** start RECORDS FOR THIS EXERCISE **
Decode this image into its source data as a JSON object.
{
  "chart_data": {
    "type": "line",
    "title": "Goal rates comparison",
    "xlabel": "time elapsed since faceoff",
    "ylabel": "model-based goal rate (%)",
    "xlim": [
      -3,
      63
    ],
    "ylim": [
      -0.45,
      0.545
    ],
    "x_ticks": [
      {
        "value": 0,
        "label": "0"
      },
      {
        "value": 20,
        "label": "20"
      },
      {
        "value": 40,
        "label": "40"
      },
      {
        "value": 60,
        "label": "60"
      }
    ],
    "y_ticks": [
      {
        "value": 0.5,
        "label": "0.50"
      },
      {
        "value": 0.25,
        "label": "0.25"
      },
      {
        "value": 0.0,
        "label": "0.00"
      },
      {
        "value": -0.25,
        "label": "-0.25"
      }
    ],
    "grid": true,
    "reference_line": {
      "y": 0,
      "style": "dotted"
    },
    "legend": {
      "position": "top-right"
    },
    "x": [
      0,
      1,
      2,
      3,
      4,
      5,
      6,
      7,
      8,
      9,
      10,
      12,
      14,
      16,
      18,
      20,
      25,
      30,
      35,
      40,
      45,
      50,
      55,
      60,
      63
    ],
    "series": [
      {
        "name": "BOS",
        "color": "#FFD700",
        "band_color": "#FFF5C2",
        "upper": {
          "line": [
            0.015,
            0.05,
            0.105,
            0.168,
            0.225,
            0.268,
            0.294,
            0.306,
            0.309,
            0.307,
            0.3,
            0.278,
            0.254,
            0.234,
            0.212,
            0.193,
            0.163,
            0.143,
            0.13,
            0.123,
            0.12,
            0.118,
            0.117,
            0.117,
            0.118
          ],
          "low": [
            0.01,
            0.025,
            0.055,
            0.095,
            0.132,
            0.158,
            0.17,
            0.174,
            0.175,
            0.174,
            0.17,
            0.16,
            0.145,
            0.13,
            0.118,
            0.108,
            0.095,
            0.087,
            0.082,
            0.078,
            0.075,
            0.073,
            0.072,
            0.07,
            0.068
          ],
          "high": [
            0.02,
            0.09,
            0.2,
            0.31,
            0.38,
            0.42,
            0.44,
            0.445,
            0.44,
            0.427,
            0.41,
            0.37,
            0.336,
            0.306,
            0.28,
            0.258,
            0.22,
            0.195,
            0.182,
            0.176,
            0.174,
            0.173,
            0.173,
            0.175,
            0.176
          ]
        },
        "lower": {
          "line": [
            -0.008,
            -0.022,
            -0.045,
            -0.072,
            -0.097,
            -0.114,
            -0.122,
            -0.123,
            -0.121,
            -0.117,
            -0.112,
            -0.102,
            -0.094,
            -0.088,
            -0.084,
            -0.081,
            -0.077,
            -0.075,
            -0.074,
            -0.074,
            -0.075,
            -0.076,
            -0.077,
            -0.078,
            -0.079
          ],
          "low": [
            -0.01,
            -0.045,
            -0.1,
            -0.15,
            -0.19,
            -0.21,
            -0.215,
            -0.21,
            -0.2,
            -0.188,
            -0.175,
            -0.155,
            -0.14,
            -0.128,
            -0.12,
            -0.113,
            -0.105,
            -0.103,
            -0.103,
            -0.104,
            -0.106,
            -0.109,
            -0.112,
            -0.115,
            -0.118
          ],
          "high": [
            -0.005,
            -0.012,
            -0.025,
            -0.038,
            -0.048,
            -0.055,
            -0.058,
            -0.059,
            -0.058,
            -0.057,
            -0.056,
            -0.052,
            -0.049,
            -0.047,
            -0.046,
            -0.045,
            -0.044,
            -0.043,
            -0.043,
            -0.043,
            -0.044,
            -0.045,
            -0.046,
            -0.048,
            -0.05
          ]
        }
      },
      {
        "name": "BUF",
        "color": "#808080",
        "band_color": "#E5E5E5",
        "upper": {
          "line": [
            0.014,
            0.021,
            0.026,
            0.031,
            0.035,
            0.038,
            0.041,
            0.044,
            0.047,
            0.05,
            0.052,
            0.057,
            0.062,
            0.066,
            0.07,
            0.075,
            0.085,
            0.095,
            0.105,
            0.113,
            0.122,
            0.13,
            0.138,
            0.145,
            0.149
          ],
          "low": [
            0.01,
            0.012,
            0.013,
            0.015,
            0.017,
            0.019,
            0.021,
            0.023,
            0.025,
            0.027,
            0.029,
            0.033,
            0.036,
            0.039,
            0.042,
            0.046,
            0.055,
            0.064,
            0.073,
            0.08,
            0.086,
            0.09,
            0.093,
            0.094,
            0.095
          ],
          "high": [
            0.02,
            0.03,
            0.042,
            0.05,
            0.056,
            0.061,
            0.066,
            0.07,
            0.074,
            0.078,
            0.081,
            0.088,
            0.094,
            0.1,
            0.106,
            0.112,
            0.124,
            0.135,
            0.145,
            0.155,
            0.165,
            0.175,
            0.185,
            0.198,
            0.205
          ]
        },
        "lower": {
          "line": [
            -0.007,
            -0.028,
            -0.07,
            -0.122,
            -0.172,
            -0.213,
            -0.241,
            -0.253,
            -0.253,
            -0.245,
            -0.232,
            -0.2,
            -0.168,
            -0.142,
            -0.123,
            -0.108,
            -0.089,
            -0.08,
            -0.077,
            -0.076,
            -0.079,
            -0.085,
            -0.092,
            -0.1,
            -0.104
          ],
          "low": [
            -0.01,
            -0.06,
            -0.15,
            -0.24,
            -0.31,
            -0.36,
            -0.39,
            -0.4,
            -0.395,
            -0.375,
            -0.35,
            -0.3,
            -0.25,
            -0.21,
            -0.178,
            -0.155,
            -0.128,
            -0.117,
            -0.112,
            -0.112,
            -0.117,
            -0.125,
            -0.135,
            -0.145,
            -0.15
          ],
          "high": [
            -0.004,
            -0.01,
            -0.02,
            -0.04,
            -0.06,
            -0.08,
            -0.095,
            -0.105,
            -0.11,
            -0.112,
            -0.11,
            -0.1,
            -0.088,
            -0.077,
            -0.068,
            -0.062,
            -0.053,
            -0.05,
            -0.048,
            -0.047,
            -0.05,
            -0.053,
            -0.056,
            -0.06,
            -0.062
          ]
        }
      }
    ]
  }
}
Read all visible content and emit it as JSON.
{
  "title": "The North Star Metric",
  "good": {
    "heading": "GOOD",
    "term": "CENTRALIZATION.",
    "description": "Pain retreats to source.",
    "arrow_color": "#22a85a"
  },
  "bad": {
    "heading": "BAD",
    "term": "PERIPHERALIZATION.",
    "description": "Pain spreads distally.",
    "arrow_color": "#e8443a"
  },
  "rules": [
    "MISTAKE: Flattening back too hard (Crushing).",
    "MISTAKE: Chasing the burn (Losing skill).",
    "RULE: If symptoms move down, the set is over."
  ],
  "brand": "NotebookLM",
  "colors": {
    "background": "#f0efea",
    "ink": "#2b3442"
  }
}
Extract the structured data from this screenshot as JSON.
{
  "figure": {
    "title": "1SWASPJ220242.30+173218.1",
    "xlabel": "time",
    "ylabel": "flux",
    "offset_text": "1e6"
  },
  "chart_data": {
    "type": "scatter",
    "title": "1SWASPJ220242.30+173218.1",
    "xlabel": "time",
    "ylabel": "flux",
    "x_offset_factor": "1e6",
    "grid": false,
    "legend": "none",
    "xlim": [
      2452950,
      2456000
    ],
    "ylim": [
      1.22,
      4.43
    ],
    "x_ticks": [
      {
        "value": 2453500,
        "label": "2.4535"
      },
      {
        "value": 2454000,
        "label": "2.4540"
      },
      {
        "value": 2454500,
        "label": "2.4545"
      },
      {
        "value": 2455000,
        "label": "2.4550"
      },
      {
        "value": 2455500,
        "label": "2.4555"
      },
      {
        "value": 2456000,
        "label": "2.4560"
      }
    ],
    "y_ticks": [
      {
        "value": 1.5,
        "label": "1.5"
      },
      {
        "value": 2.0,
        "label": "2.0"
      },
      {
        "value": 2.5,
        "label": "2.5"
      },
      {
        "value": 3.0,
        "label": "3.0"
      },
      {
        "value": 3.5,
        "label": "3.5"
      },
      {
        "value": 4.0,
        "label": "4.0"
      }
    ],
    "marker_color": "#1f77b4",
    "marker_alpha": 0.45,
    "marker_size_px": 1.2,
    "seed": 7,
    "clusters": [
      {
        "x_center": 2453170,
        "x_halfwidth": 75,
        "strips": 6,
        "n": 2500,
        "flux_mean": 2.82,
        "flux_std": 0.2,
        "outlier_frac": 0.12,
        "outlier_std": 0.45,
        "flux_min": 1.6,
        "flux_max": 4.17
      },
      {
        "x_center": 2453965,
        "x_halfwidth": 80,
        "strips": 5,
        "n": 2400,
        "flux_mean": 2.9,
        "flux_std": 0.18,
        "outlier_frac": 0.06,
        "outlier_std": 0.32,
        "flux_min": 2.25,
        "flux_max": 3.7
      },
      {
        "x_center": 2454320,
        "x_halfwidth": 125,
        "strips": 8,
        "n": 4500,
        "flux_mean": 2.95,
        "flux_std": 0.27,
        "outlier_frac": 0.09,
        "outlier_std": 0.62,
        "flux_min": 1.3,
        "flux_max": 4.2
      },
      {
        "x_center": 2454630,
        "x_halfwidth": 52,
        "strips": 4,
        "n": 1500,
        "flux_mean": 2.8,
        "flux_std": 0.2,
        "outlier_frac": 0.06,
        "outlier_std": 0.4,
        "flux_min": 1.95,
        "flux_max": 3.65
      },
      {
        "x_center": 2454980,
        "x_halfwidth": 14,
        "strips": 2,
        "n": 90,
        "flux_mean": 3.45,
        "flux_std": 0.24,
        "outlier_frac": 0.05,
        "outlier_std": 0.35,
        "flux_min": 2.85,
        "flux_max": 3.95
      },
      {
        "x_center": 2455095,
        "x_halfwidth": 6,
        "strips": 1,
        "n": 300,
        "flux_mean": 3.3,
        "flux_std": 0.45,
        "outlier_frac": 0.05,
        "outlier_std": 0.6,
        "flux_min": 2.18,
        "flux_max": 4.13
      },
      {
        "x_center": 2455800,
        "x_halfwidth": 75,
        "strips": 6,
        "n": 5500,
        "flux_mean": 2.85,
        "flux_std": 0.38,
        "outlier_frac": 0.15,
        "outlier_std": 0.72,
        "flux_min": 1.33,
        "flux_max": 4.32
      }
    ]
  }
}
** end RECORDS FOR THIS EXERCISE **
• JOB:
Read the entries and pick out all lines that include the word "description".

• TASK RESULT:
    "description": "Pain retreats to source.",
    "description": "Pain spreads distally.",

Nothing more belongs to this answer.